[Data listing]

# # # # #

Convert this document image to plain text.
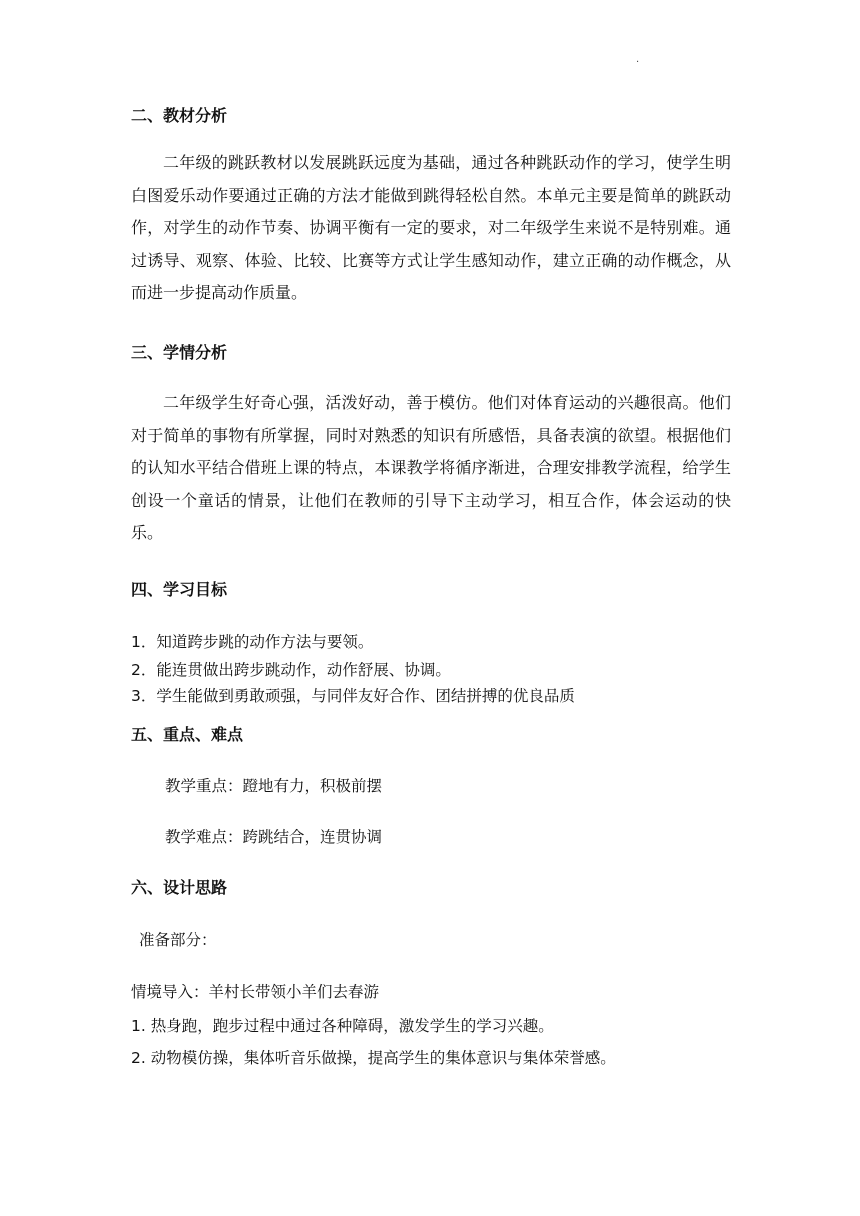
·
二、教材分析

二年级的跳跃教材以发展跳跃远度为基础，通过各种跳跃动作的学习，使学生明白图爱乐动作要通过正确的方法才能做到跳得轻松自然。本单元主要是简单的跳跃动作，对学生的动作节奏、协调平衡有一定的要求，对二年级学生来说不是特别难。通过诱导、观察、体验、比较、比赛等方式让学生感知动作，建立正确的动作概念，从而进一步提高动作质量。

三、学情分析

二年级学生好奇心强，活泼好动，善于模仿。他们对体育运动的兴趣很高。他们对于简单的事物有所掌握，同时对熟悉的知识有所感悟，具备表演的欲望。根据他们的认知水平结合借班上课的特点，本课教学将循序渐进，合理安排教学流程，给学生创设一个童话的情景，让他们在教师的引导下主动学习，相互合作，体会运动的快乐。

四、学习目标
1．知道跨步跳的动作方法与要领。
2．能连贯做出跨步跳动作，动作舒展、协调。
3．学生能做到勇敢顽强，与同伴友好合作、团结拼搏的优良品质
五、重点、难点
教学重点：蹬地有力，积极前摆
教学难点：跨跳结合，连贯协调
六、设计思路
准备部分：
情境导入：羊村长带领小羊们去春游
1. 热身跑，跑步过程中通过各种障碍，激发学生的学习兴趣。
2. 动物模仿操，集体听音乐做操，提高学生的集体意识与集体荣誉感。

# # # # #

Exclude the pictures, and transcribe all of the material exactly.

• [ANSWER TO THIS EXERCISE]:
Convert this document image to plain text.
·
二、教材分析

二年级的跳跃教材以发展跳跃远度为基础，通过各种跳跃动作的学习，使学生明白图爱乐动作要通过正确的方法才能做到跳得轻松自然。本单元主要是简单的跳跃动作，对学生的动作节奏、协调平衡有一定的要求，对二年级学生来说不是特别难。通过诱导、观察、体验、比较、比赛等方式让学生感知动作，建立正确的动作概念，从而进一步提高动作质量。

三、学情分析

二年级学生好奇心强，活泼好动，善于模仿。他们对体育运动的兴趣很高。他们对于简单的事物有所掌握，同时对熟悉的知识有所感悟，具备表演的欲望。根据他们的认知水平结合借班上课的特点，本课教学将循序渐进，合理安排教学流程，给学生创设一个童话的情景，让他们在教师的引导下主动学习，相互合作，体会运动的快乐。

四、学习目标
1．知道跨步跳的动作方法与要领。
2．能连贯做出跨步跳动作，动作舒展、协调。
3．学生能做到勇敢顽强，与同伴友好合作、团结拼搏的优良品质
五、重点、难点
教学重点：蹬地有力，积极前摆
教学难点：跨跳结合，连贯协调
六、设计思路
准备部分：
情境导入：羊村长带领小羊们去春游
1. 热身跑，跑步过程中通过各种障碍，激发学生的学习兴趣。
2. 动物模仿操，集体听音乐做操，提高学生的集体意识与集体荣誉感。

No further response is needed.